**REQUIREMENT:**
Review the lines that follow and copy each one that contains the word "into".

**TASK MATERIAL:**
--- Begin ---

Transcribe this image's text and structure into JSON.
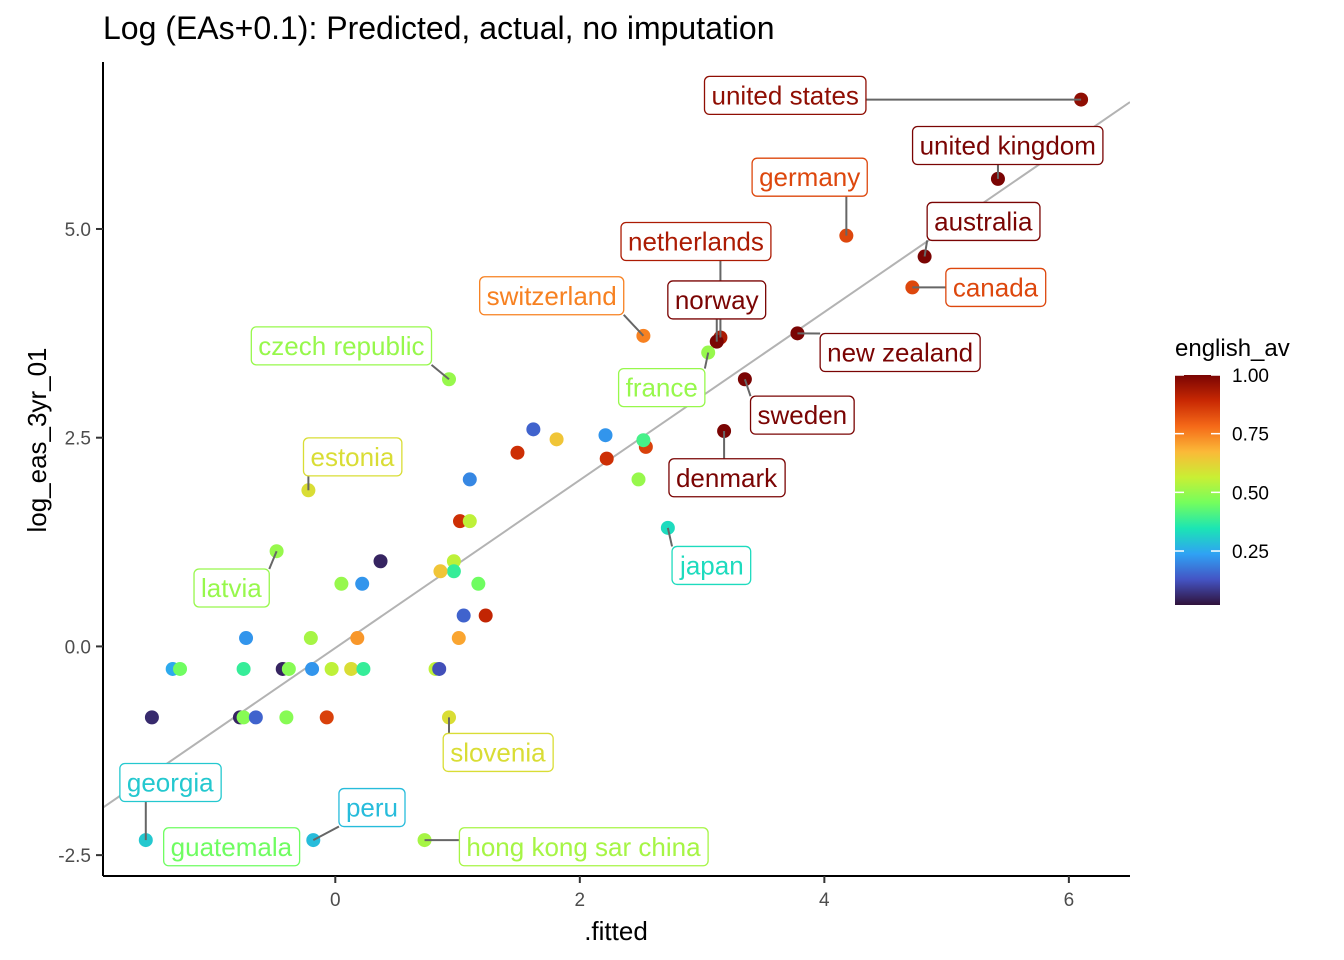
{
  "chart_data": {
    "type": "scatter",
    "title": "Log (EAs+0.1): Predicted, actual, no imputation",
    "xlabel": ".fitted",
    "ylabel": "log_eas_3yr_01",
    "xlim": [
      -1.9,
      6.5
    ],
    "ylim": [
      -2.75,
      7.0
    ],
    "x_ticks": [
      {
        "value": 0,
        "label": "0"
      },
      {
        "value": 2,
        "label": "2"
      },
      {
        "value": 4,
        "label": "4"
      },
      {
        "value": 6,
        "label": "6"
      }
    ],
    "y_ticks": [
      {
        "value": -2.5,
        "label": "-2.5"
      },
      {
        "value": 0,
        "label": "0.0"
      },
      {
        "value": 2.5,
        "label": "2.5"
      },
      {
        "value": 5,
        "label": "5.0"
      }
    ],
    "grid": false,
    "fit_line": {
      "x1": -1.9,
      "y1": -1.93,
      "x2": 6.5,
      "y2": 6.52,
      "color": "#b3b3b3"
    },
    "legend": {
      "title": "english_av",
      "position": "right",
      "colorscale": [
        "#30123b",
        "#4454c4",
        "#2fa2f4",
        "#1be5b4",
        "#74fe5d",
        "#c9ef34",
        "#fbb938",
        "#f56918",
        "#c82803",
        "#7a0403"
      ],
      "ticks": [
        {
          "value": 0.25,
          "label": "0.25"
        },
        {
          "value": 0.5,
          "label": "0.50"
        },
        {
          "value": 0.75,
          "label": "0.75"
        },
        {
          "value": 1.0,
          "label": "1.00"
        }
      ],
      "range": [
        0.02,
        1.0
      ]
    },
    "points": [
      {
        "x": 6.1,
        "y": 6.55,
        "c": 0.97,
        "label": "united states",
        "lx": 3.68,
        "ly": 6.6
      },
      {
        "x": 5.42,
        "y": 5.6,
        "c": 1.0,
        "label": "united kingdom",
        "lx": 5.5,
        "ly": 6.0
      },
      {
        "x": 4.18,
        "y": 4.92,
        "c": 0.84,
        "label": "germany",
        "lx": 3.88,
        "ly": 5.62
      },
      {
        "x": 4.82,
        "y": 4.67,
        "c": 1.0,
        "label": "australia",
        "lx": 5.3,
        "ly": 5.09
      },
      {
        "x": 4.72,
        "y": 4.3,
        "c": 0.84,
        "label": "canada",
        "lx": 5.4,
        "ly": 4.3
      },
      {
        "x": 3.15,
        "y": 3.7,
        "c": 0.93,
        "label": "netherlands",
        "lx": 2.95,
        "ly": 4.85
      },
      {
        "x": 3.12,
        "y": 3.65,
        "c": 1.0,
        "label": "norway",
        "lx": 3.12,
        "ly": 4.15
      },
      {
        "x": 3.78,
        "y": 3.75,
        "c": 1.0,
        "label": "new zealand",
        "lx": 4.62,
        "ly": 3.52
      },
      {
        "x": 2.52,
        "y": 3.72,
        "c": 0.75,
        "label": "switzerland",
        "lx": 1.77,
        "ly": 4.2
      },
      {
        "x": 0.93,
        "y": 3.2,
        "c": 0.5,
        "label": "czech republic",
        "lx": 0.05,
        "ly": 3.6
      },
      {
        "x": 3.05,
        "y": 3.52,
        "c": 0.5,
        "label": "france",
        "lx": 2.67,
        "ly": 3.1
      },
      {
        "x": 3.35,
        "y": 3.2,
        "c": 1.0,
        "label": "sweden",
        "lx": 3.82,
        "ly": 2.77
      },
      {
        "x": 3.18,
        "y": 2.58,
        "c": 1.0,
        "label": "denmark",
        "lx": 3.2,
        "ly": 2.02
      },
      {
        "x": -0.22,
        "y": 1.87,
        "c": 0.6,
        "label": "estonia",
        "lx": 0.14,
        "ly": 2.27
      },
      {
        "x": 2.72,
        "y": 1.42,
        "c": 0.33,
        "label": "japan",
        "lx": 3.08,
        "ly": 0.97
      },
      {
        "x": -0.48,
        "y": 1.14,
        "c": 0.5,
        "label": "latvia",
        "lx": -0.85,
        "ly": 0.7
      },
      {
        "x": 0.93,
        "y": -0.85,
        "c": 0.6,
        "label": "slovenia",
        "lx": 1.33,
        "ly": -1.27
      },
      {
        "x": -1.55,
        "y": -2.32,
        "c": 0.3,
        "label": "georgia",
        "lx": -1.35,
        "ly": -1.63
      },
      {
        "x": -0.18,
        "y": -2.32,
        "c": 0.28,
        "label": "peru",
        "lx": 0.3,
        "ly": -1.93
      },
      {
        "x": -1.32,
        "y": -2.32,
        "c": 0.45,
        "label": "guatemala",
        "lx": -0.85,
        "ly": -2.4
      },
      {
        "x": 0.73,
        "y": -2.32,
        "c": 0.52,
        "label": "hong kong sar china",
        "lx": 2.03,
        "ly": -2.4
      },
      {
        "x": 1.62,
        "y": 2.6,
        "c": 0.15
      },
      {
        "x": 1.49,
        "y": 2.32,
        "c": 0.88
      },
      {
        "x": 1.81,
        "y": 2.48,
        "c": 0.65
      },
      {
        "x": 2.21,
        "y": 2.53,
        "c": 0.22
      },
      {
        "x": 2.22,
        "y": 2.25,
        "c": 0.88
      },
      {
        "x": 2.54,
        "y": 2.39,
        "c": 0.85
      },
      {
        "x": 2.52,
        "y": 2.47,
        "c": 0.4
      },
      {
        "x": 2.48,
        "y": 2.0,
        "c": 0.5
      },
      {
        "x": 1.1,
        "y": 2.0,
        "c": 0.2
      },
      {
        "x": 1.02,
        "y": 1.5,
        "c": 0.88
      },
      {
        "x": 1.1,
        "y": 1.5,
        "c": 0.55
      },
      {
        "x": 0.97,
        "y": 1.02,
        "c": 0.55
      },
      {
        "x": 0.97,
        "y": 0.9,
        "c": 0.38
      },
      {
        "x": 0.86,
        "y": 0.9,
        "c": 0.65
      },
      {
        "x": 1.17,
        "y": 0.75,
        "c": 0.45
      },
      {
        "x": 1.23,
        "y": 0.37,
        "c": 0.9
      },
      {
        "x": 1.05,
        "y": 0.37,
        "c": 0.15
      },
      {
        "x": 1.01,
        "y": 0.1,
        "c": 0.7
      },
      {
        "x": 0.37,
        "y": 1.02,
        "c": 0.05
      },
      {
        "x": 0.05,
        "y": 0.75,
        "c": 0.5
      },
      {
        "x": 0.22,
        "y": 0.75,
        "c": 0.22
      },
      {
        "x": 0.18,
        "y": 0.1,
        "c": 0.72
      },
      {
        "x": -0.2,
        "y": 0.1,
        "c": 0.52
      },
      {
        "x": -0.73,
        "y": 0.1,
        "c": 0.22
      },
      {
        "x": -1.33,
        "y": -0.27,
        "c": 0.25
      },
      {
        "x": -1.27,
        "y": -0.27,
        "c": 0.45
      },
      {
        "x": -0.75,
        "y": -0.27,
        "c": 0.38
      },
      {
        "x": -0.43,
        "y": -0.27,
        "c": 0.05
      },
      {
        "x": -0.38,
        "y": -0.27,
        "c": 0.48
      },
      {
        "x": -0.19,
        "y": -0.27,
        "c": 0.22
      },
      {
        "x": -0.03,
        "y": -0.27,
        "c": 0.55
      },
      {
        "x": 0.13,
        "y": -0.27,
        "c": 0.6
      },
      {
        "x": 0.23,
        "y": -0.27,
        "c": 0.38
      },
      {
        "x": 0.82,
        "y": -0.27,
        "c": 0.55
      },
      {
        "x": 0.85,
        "y": -0.27,
        "c": 0.12
      },
      {
        "x": -1.5,
        "y": -0.85,
        "c": 0.06
      },
      {
        "x": -0.78,
        "y": -0.85,
        "c": 0.05
      },
      {
        "x": -0.75,
        "y": -0.85,
        "c": 0.48
      },
      {
        "x": -0.65,
        "y": -0.85,
        "c": 0.15
      },
      {
        "x": -0.4,
        "y": -0.85,
        "c": 0.48
      },
      {
        "x": -0.07,
        "y": -0.85,
        "c": 0.85
      }
    ]
  }
}
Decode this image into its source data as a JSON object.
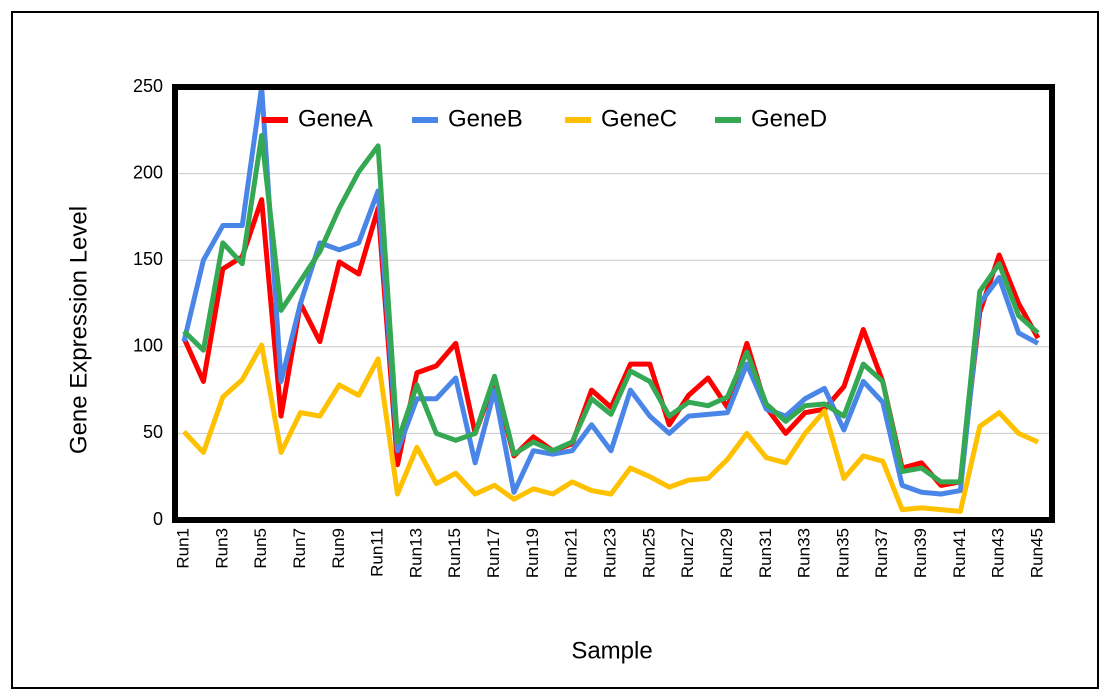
{
  "chart_data": {
    "type": "line",
    "x_label": "Sample",
    "y_label": "Gene Expression Level",
    "categories": [
      "Run1",
      null,
      "Run3",
      null,
      "Run5",
      null,
      "Run7",
      null,
      "Run9",
      null,
      "Run11",
      null,
      "Run13",
      null,
      "Run15",
      null,
      "Run17",
      null,
      "Run19",
      null,
      "Run21",
      null,
      "Run23",
      null,
      "Run25",
      null,
      "Run27",
      null,
      "Run29",
      null,
      "Run31",
      null,
      "Run33",
      null,
      "Run35",
      null,
      "Run37",
      null,
      "Run39",
      null,
      "Run41",
      null,
      "Run43",
      null,
      "Run45"
    ],
    "series": [
      {
        "name": "GeneA",
        "color": "#ff0000",
        "values": [
          105,
          80,
          145,
          152,
          185,
          60,
          125,
          103,
          149,
          142,
          180,
          32,
          85,
          89,
          102,
          50,
          80,
          37,
          48,
          40,
          44,
          75,
          65,
          90,
          90,
          55,
          72,
          82,
          65,
          102,
          65,
          50,
          62,
          64,
          77,
          110,
          80,
          30,
          33,
          20,
          22,
          120,
          153,
          125,
          105
        ]
      },
      {
        "name": "GeneB",
        "color": "#4a86e8",
        "values": [
          103,
          150,
          170,
          170,
          250,
          80,
          125,
          160,
          156,
          160,
          190,
          40,
          70,
          70,
          82,
          33,
          75,
          16,
          40,
          38,
          40,
          55,
          40,
          75,
          60,
          50,
          60,
          61,
          62,
          90,
          64,
          60,
          70,
          76,
          52,
          80,
          68,
          20,
          16,
          15,
          17,
          125,
          140,
          108,
          102
        ]
      },
      {
        "name": "GeneC",
        "color": "#ffc000",
        "values": [
          51,
          39,
          71,
          81,
          101,
          39,
          62,
          60,
          78,
          72,
          93,
          15,
          42,
          21,
          27,
          15,
          20,
          12,
          18,
          15,
          22,
          17,
          15,
          30,
          25,
          19,
          23,
          24,
          35,
          50,
          36,
          33,
          50,
          63,
          24,
          37,
          34,
          6,
          7,
          6,
          5,
          54,
          62,
          50,
          45
        ]
      },
      {
        "name": "GeneD",
        "color": "#34a853",
        "values": [
          109,
          98,
          160,
          148,
          222,
          121,
          138,
          155,
          180,
          201,
          216,
          45,
          78,
          50,
          46,
          50,
          83,
          38,
          45,
          40,
          45,
          70,
          61,
          86,
          80,
          60,
          68,
          66,
          71,
          97,
          67,
          57,
          66,
          67,
          60,
          90,
          80,
          28,
          30,
          22,
          22,
          132,
          148,
          118,
          108
        ]
      }
    ],
    "ylim": [
      0,
      250
    ],
    "yticks": [
      0,
      50,
      100,
      150,
      200,
      250
    ],
    "grid": true,
    "legend": "top"
  }
}
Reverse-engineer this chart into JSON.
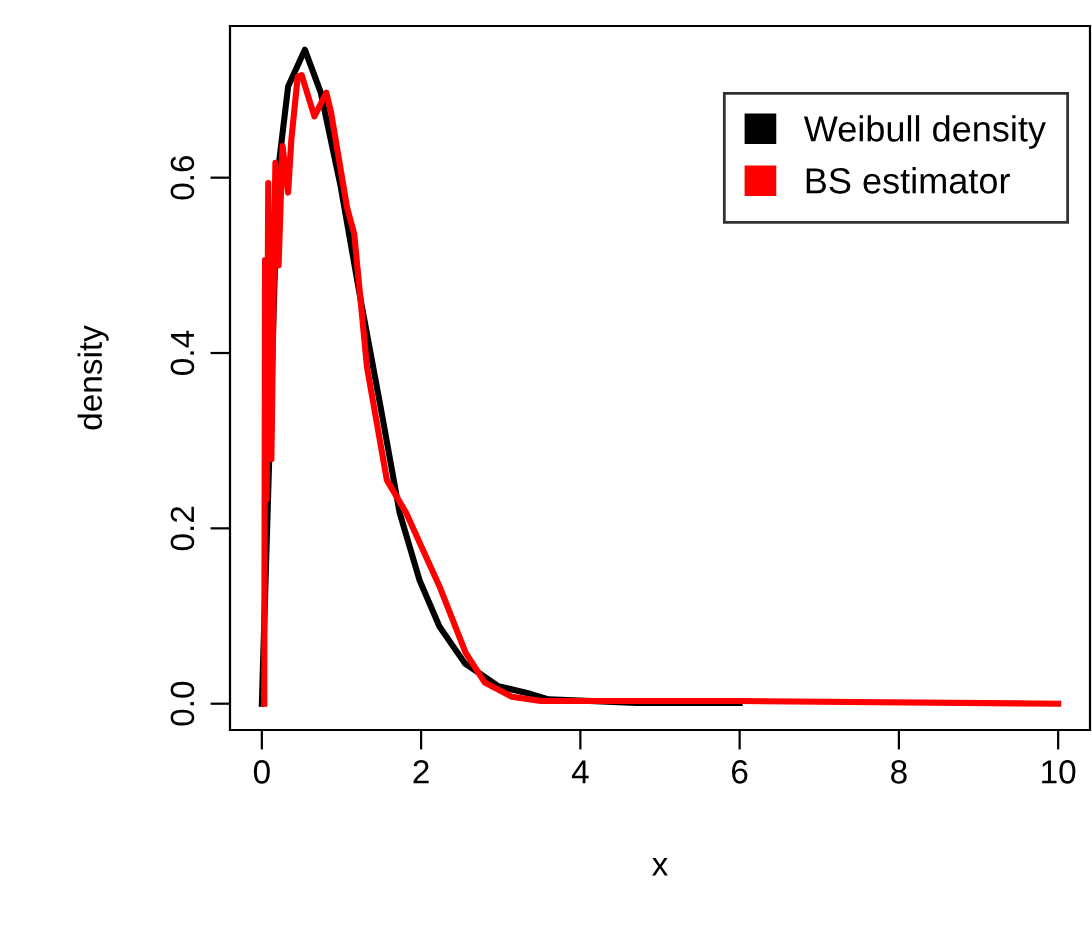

--- End ---

**ANSWER FOR THIS EXERCISE:**
Transcribe this image's text and structure into JSON.
Decode this image into its source data as a JSON object.
Reverse-engineer this chart into JSON.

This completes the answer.